Task details:
Write the entries below out again exactly; any picture in them stays out.

Records provided:
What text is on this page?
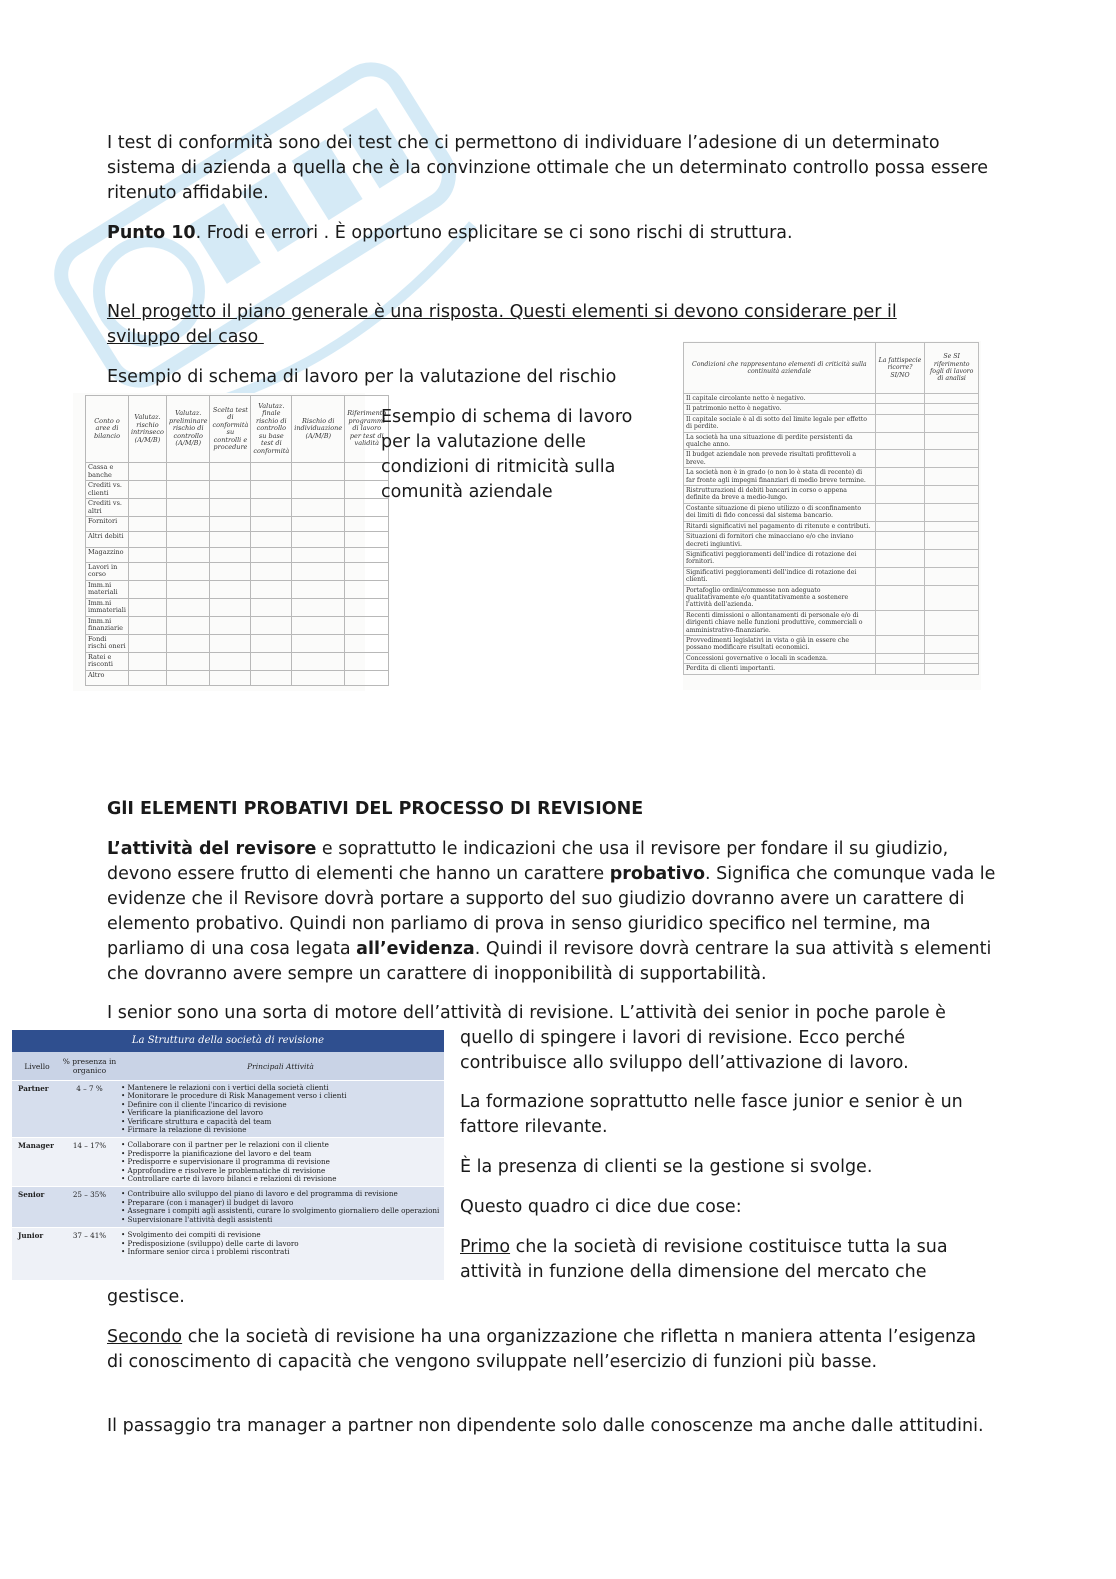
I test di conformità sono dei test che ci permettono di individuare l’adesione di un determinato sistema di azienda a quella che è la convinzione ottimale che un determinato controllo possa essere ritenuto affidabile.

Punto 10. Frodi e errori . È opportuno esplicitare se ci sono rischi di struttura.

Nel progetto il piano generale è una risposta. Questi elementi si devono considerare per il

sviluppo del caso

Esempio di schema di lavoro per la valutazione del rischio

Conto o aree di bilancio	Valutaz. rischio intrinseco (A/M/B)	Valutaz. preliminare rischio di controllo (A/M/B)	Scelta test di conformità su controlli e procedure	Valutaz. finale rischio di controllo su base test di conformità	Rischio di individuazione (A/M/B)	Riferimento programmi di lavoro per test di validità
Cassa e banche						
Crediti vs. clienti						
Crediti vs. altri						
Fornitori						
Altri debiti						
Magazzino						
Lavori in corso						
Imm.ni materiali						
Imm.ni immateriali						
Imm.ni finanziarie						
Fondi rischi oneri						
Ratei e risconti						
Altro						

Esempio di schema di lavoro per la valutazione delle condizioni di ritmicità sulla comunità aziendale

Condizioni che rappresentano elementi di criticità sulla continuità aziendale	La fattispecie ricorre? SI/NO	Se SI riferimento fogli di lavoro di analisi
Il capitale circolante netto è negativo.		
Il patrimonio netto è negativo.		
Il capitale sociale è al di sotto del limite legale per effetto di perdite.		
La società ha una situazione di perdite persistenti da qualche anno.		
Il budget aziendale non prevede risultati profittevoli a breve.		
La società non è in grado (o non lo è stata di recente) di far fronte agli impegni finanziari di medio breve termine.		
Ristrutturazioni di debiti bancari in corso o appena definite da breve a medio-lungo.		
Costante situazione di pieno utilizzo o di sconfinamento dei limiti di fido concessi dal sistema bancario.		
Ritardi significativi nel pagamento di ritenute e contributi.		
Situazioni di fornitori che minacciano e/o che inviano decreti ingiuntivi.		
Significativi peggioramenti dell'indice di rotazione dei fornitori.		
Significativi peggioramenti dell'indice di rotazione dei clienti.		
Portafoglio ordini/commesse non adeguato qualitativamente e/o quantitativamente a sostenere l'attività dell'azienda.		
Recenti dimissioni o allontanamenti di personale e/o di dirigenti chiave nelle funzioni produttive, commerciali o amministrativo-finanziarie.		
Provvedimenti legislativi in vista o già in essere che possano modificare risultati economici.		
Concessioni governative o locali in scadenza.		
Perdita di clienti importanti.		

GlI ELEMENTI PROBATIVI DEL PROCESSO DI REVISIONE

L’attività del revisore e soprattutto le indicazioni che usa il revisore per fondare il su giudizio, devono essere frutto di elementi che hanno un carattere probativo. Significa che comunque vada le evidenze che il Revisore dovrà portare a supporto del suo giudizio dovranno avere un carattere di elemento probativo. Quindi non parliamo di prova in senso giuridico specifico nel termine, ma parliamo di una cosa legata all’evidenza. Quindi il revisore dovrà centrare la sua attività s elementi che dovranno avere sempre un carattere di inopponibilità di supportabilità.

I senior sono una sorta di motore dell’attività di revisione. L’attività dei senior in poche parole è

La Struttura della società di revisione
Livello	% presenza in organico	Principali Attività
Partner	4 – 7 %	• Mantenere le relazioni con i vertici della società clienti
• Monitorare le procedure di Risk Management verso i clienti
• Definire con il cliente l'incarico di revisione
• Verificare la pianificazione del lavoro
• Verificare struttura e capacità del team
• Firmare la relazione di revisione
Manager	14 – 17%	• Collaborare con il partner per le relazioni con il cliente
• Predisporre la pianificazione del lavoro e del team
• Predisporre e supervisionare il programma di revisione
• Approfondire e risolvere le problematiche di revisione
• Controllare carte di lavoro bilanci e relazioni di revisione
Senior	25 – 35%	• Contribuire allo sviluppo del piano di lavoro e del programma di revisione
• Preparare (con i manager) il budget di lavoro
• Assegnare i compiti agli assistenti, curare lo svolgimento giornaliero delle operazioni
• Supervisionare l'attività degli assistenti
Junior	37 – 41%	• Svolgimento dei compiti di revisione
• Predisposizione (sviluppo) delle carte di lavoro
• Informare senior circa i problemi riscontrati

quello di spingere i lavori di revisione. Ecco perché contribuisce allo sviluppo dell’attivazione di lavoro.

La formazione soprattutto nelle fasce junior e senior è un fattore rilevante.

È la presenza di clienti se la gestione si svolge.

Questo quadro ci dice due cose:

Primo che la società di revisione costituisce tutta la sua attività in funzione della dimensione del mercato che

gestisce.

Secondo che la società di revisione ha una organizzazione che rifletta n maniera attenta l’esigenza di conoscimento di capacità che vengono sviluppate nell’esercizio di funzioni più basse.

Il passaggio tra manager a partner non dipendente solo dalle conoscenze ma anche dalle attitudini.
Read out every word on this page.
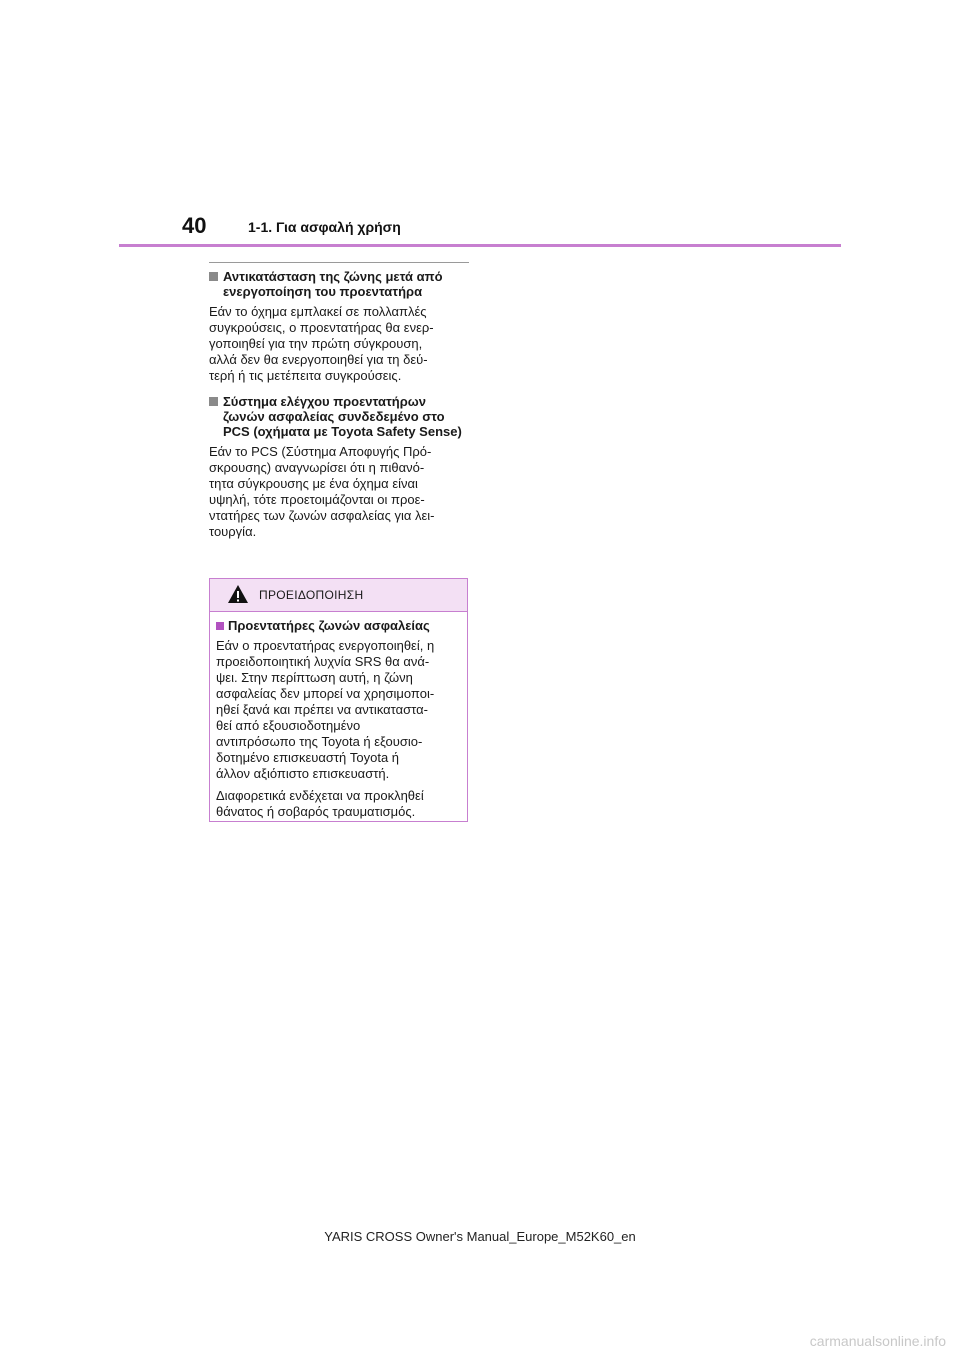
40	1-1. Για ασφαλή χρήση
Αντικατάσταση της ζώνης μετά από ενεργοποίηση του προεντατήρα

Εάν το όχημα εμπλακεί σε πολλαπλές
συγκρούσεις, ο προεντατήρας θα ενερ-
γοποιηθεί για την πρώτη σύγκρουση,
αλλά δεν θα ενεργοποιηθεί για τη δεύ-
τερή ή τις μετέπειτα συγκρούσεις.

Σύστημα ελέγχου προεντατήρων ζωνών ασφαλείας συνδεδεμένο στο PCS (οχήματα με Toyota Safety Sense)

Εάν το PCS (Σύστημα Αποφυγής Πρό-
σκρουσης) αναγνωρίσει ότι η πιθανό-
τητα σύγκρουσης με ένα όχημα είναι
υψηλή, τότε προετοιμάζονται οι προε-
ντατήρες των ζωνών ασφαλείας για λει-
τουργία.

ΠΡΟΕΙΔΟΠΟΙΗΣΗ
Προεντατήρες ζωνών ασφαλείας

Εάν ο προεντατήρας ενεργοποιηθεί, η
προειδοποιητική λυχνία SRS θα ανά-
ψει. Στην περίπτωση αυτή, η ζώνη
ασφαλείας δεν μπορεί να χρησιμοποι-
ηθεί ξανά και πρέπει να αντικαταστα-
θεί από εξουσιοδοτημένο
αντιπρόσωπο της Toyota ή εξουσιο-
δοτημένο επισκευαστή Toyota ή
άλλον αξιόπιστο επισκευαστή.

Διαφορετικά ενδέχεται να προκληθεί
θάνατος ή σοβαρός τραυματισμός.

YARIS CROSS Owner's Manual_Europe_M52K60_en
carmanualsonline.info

Result of the exercise:
What text is on this page?
I test di conformità sono dei test che ci permettono di individuare l’adesione di un determinato sistema di azienda a quella che è la convinzione ottimale che un determinato controllo possa essere ritenuto affidabile.

Punto 10. Frodi e errori . È opportuno esplicitare se ci sono rischi di struttura.

Nel progetto il piano generale è una risposta. Questi elementi si devono considerare per il

sviluppo del caso

Esempio di schema di lavoro per la valutazione del rischio

Conto o aree di bilancio	Valutaz. rischio intrinseco (A/M/B)	Valutaz. preliminare rischio di controllo (A/M/B)	Scelta test di conformità su controlli e procedure	Valutaz. finale rischio di controllo su base test di conformità	Rischio di individuazione (A/M/B)	Riferimento programmi di lavoro per test di validità
Cassa e banche						
Crediti vs. clienti						
Crediti vs. altri						
Fornitori						
Altri debiti						
Magazzino						
Lavori in corso						
Imm.ni materiali						
Imm.ni immateriali						
Imm.ni finanziarie						
Fondi rischi oneri						
Ratei e risconti						
Altro						

Esempio di schema di lavoro per la valutazione delle condizioni di ritmicità sulla comunità aziendale

Condizioni che rappresentano elementi di criticità sulla continuità aziendale	La fattispecie ricorre? SI/NO	Se SI riferimento fogli di lavoro di analisi
Il capitale circolante netto è negativo.		
Il patrimonio netto è negativo.		
Il capitale sociale è al di sotto del limite legale per effetto di perdite.		
La società ha una situazione di perdite persistenti da qualche anno.		
Il budget aziendale non prevede risultati profittevoli a breve.		
La società non è in grado (o non lo è stata di recente) di far fronte agli impegni finanziari di medio breve termine.		
Ristrutturazioni di debiti bancari in corso o appena definite da breve a medio-lungo.		
Costante situazione di pieno utilizzo o di sconfinamento dei limiti di fido concessi dal sistema bancario.		
Ritardi significativi nel pagamento di ritenute e contributi.		
Situazioni di fornitori che minacciano e/o che inviano decreti ingiuntivi.		
Significativi peggioramenti dell'indice di rotazione dei fornitori.		
Significativi peggioramenti dell'indice di rotazione dei clienti.		
Portafoglio ordini/commesse non adeguato qualitativamente e/o quantitativamente a sostenere l'attività dell'azienda.		
Recenti dimissioni o allontanamenti di personale e/o di dirigenti chiave nelle funzioni produttive, commerciali o amministrativo-finanziarie.		
Provvedimenti legislativi in vista o già in essere che possano modificare risultati economici.		
Concessioni governative o locali in scadenza.		
Perdita di clienti importanti.		

GlI ELEMENTI PROBATIVI DEL PROCESSO DI REVISIONE

L’attività del revisore e soprattutto le indicazioni che usa il revisore per fondare il su giudizio, devono essere frutto di elementi che hanno un carattere probativo. Significa che comunque vada le evidenze che il Revisore dovrà portare a supporto del suo giudizio dovranno avere un carattere di elemento probativo. Quindi non parliamo di prova in senso giuridico specifico nel termine, ma parliamo di una cosa legata all’evidenza. Quindi il revisore dovrà centrare la sua attività s elementi che dovranno avere sempre un carattere di inopponibilità di supportabilità.

I senior sono una sorta di motore dell’attività di revisione. L’attività dei senior in poche parole è

La Struttura della società di revisione
Livello	% presenza in organico	Principali Attività
Partner	4 – 7 %	• Mantenere le relazioni con i vertici della società clienti
• Monitorare le procedure di Risk Management verso i clienti
• Definire con il cliente l'incarico di revisione
• Verificare la pianificazione del lavoro
• Verificare struttura e capacità del team
• Firmare la relazione di revisione
Manager	14 – 17%	• Collaborare con il partner per le relazioni con il cliente
• Predisporre la pianificazione del lavoro e del team
• Predisporre e supervisionare il programma di revisione
• Approfondire e risolvere le problematiche di revisione
• Controllare carte di lavoro bilanci e relazioni di revisione
Senior	25 – 35%	• Contribuire allo sviluppo del piano di lavoro e del programma di revisione
• Preparare (con i manager) il budget di lavoro
• Assegnare i compiti agli assistenti, curare lo svolgimento giornaliero delle operazioni
• Supervisionare l'attività degli assistenti
Junior	37 – 41%	• Svolgimento dei compiti di revisione
• Predisposizione (sviluppo) delle carte di lavoro
• Informare senior circa i problemi riscontrati

quello di spingere i lavori di revisione. Ecco perché contribuisce allo sviluppo dell’attivazione di lavoro.

La formazione soprattutto nelle fasce junior e senior è un fattore rilevante.

È la presenza di clienti se la gestione si svolge.

Questo quadro ci dice due cose:

Primo che la società di revisione costituisce tutta la sua attività in funzione della dimensione del mercato che

gestisce.

Secondo che la società di revisione ha una organizzazione che rifletta n maniera attenta l’esigenza di conoscimento di capacità che vengono sviluppate nell’esercizio di funzioni più basse.

Il passaggio tra manager a partner non dipendente solo dalle conoscenze ma anche dalle attitudini.
Read out every word on this page.
40	1-1. Για ασφαλή χρήση
Αντικατάσταση της ζώνης μετά από ενεργοποίηση του προεντατήρα

Εάν το όχημα εμπλακεί σε πολλαπλές
συγκρούσεις, ο προεντατήρας θα ενερ-
γοποιηθεί για την πρώτη σύγκρουση,
αλλά δεν θα ενεργοποιηθεί για τη δεύ-
τερή ή τις μετέπειτα συγκρούσεις.

Σύστημα ελέγχου προεντατήρων ζωνών ασφαλείας συνδεδεμένο στο PCS (οχήματα με Toyota Safety Sense)

Εάν το PCS (Σύστημα Αποφυγής Πρό-
σκρουσης) αναγνωρίσει ότι η πιθανό-
τητα σύγκρουσης με ένα όχημα είναι
υψηλή, τότε προετοιμάζονται οι προε-
ντατήρες των ζωνών ασφαλείας για λει-
τουργία.

ΠΡΟΕΙΔΟΠΟΙΗΣΗ
Προεντατήρες ζωνών ασφαλείας

Εάν ο προεντατήρας ενεργοποιηθεί, η
προειδοποιητική λυχνία SRS θα ανά-
ψει. Στην περίπτωση αυτή, η ζώνη
ασφαλείας δεν μπορεί να χρησιμοποι-
ηθεί ξανά και πρέπει να αντικαταστα-
θεί από εξουσιοδοτημένο
αντιπρόσωπο της Toyota ή εξουσιο-
δοτημένο επισκευαστή Toyota ή
άλλον αξιόπιστο επισκευαστή.

Διαφορετικά ενδέχεται να προκληθεί
θάνατος ή σοβαρός τραυματισμός.

YARIS CROSS Owner's Manual_Europe_M52K60_en
carmanualsonline.info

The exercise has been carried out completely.